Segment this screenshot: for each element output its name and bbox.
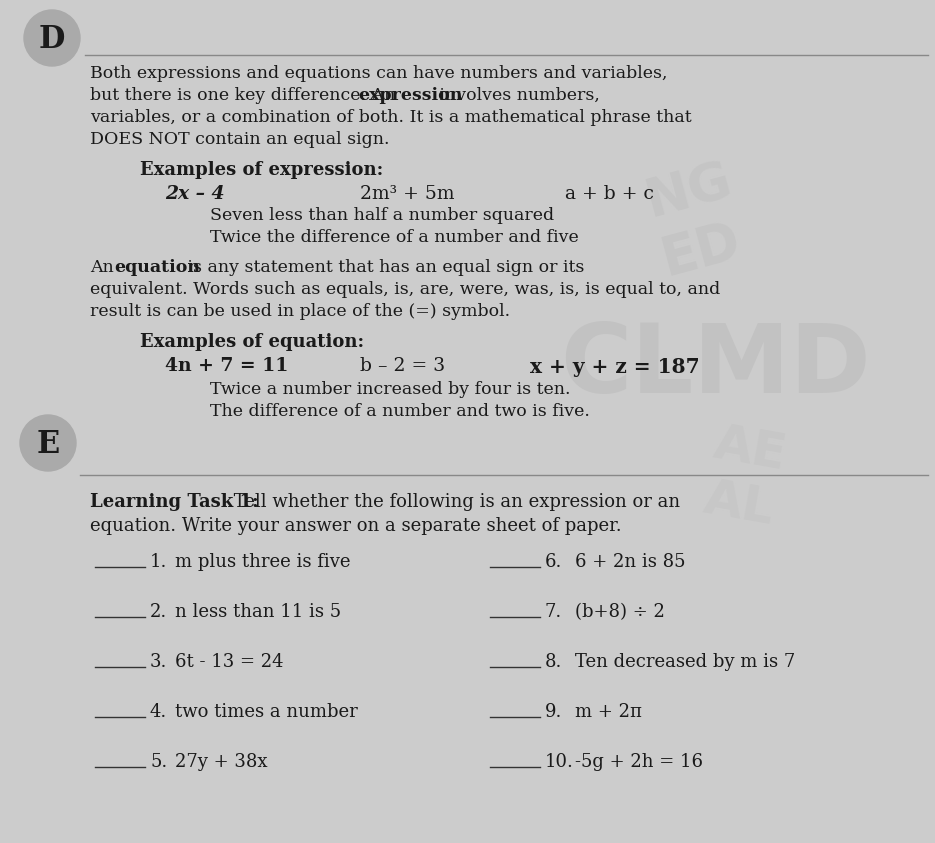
Text: 5.: 5. [150,753,167,771]
Text: result is can be used in place of the (=) symbol.: result is can be used in place of the (=… [90,303,511,320]
Text: 9.: 9. [545,703,562,721]
Text: involves numbers,: involves numbers, [434,87,600,104]
Text: 4.: 4. [150,703,167,721]
Text: D: D [39,24,65,55]
Text: 1.: 1. [150,553,167,571]
Text: Examples of expression:: Examples of expression: [140,161,383,179]
Text: Both expressions and equations can have numbers and variables,: Both expressions and equations can have … [90,65,668,82]
Text: 8.: 8. [545,653,562,671]
Text: 6.: 6. [545,553,562,571]
Text: equivalent. Words such as equals, is, are, were, was, is, is equal to, and: equivalent. Words such as equals, is, ar… [90,281,720,298]
Text: 6 + 2n is 85: 6 + 2n is 85 [575,553,685,571]
Text: 6t - 13 = 24: 6t - 13 = 24 [175,653,283,671]
Text: E: E [36,429,60,460]
Text: Twice a number increased by four is ten.: Twice a number increased by four is ten. [210,381,570,398]
Text: Seven less than half a number squared: Seven less than half a number squared [210,207,554,224]
Text: m + 2π: m + 2π [575,703,641,721]
Text: 3.: 3. [150,653,167,671]
Text: variables, or a combination of both. It is a mathematical phrase that: variables, or a combination of both. It … [90,109,692,126]
Text: expression: expression [358,87,463,104]
Text: 7.: 7. [545,603,562,621]
Text: is any statement that has an equal sign or its: is any statement that has an equal sign … [182,259,584,276]
Circle shape [24,10,80,66]
Text: m plus three is five: m plus three is five [175,553,351,571]
Text: 2m³ + 5m: 2m³ + 5m [360,185,454,203]
Text: 27y + 38x: 27y + 38x [175,753,267,771]
Text: NG
ED: NG ED [640,155,754,286]
Text: Learning Task 1:: Learning Task 1: [90,493,259,511]
Text: 4n + 7 = 11: 4n + 7 = 11 [165,357,288,375]
Text: AE
AL: AE AL [700,420,790,534]
Text: b – 2 = 3: b – 2 = 3 [360,357,445,375]
Text: An: An [90,259,120,276]
Text: Tell whether the following is an expression or an: Tell whether the following is an express… [228,493,680,511]
Text: two times a number: two times a number [175,703,358,721]
Text: 2.: 2. [150,603,167,621]
Text: equation. Write your answer on a separate sheet of paper.: equation. Write your answer on a separat… [90,517,622,535]
Text: 2x – 4: 2x – 4 [165,185,224,203]
Text: x + y + z = 187: x + y + z = 187 [530,357,699,377]
Text: The difference of a number and two is five.: The difference of a number and two is fi… [210,403,590,420]
Circle shape [20,415,76,471]
Text: n less than 11 is 5: n less than 11 is 5 [175,603,341,621]
Text: CLMD: CLMD [560,320,870,413]
Text: Twice the difference of a number and five: Twice the difference of a number and fiv… [210,229,579,246]
Text: -5g + 2h = 16: -5g + 2h = 16 [575,753,703,771]
Text: Ten decreased by m is 7: Ten decreased by m is 7 [575,653,796,671]
Text: but there is one key difference. An: but there is one key difference. An [90,87,401,104]
Text: equation: equation [114,259,200,276]
Text: 10.: 10. [545,753,574,771]
Text: Examples of equation:: Examples of equation: [140,333,364,351]
Text: DOES NOT contain an equal sign.: DOES NOT contain an equal sign. [90,131,390,148]
Text: a + b + c: a + b + c [565,185,654,203]
Text: (b+8) ÷ 2: (b+8) ÷ 2 [575,603,665,621]
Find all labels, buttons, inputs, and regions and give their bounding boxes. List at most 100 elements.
___
## Problem to solve
Arrange the entry lines as a JSON list of strings, one string per line with blank lines left out, from the line containing "Text: 5.: 5. [150,753,167,771]" up to and including the line containing "Text: Examples of expression:: Examples".

## Exercise result
[
  "Text: 5.: 5. [150,753,167,771]",
  "Text: result is can be used in place of the (=) symbol.: result is can be used in place of the (=… [90,303,511,320]",
  "Text: 9.: 9. [545,703,562,721]",
  "Text: involves numbers,: involves numbers, [434,87,600,104]",
  "Text: 4.: 4. [150,703,167,721]",
  "Text: D: D [39,24,65,55]",
  "Text: 1.: 1. [150,553,167,571]",
  "Text: Examples of expression:: Examples of expression: [140,161,383,179]"
]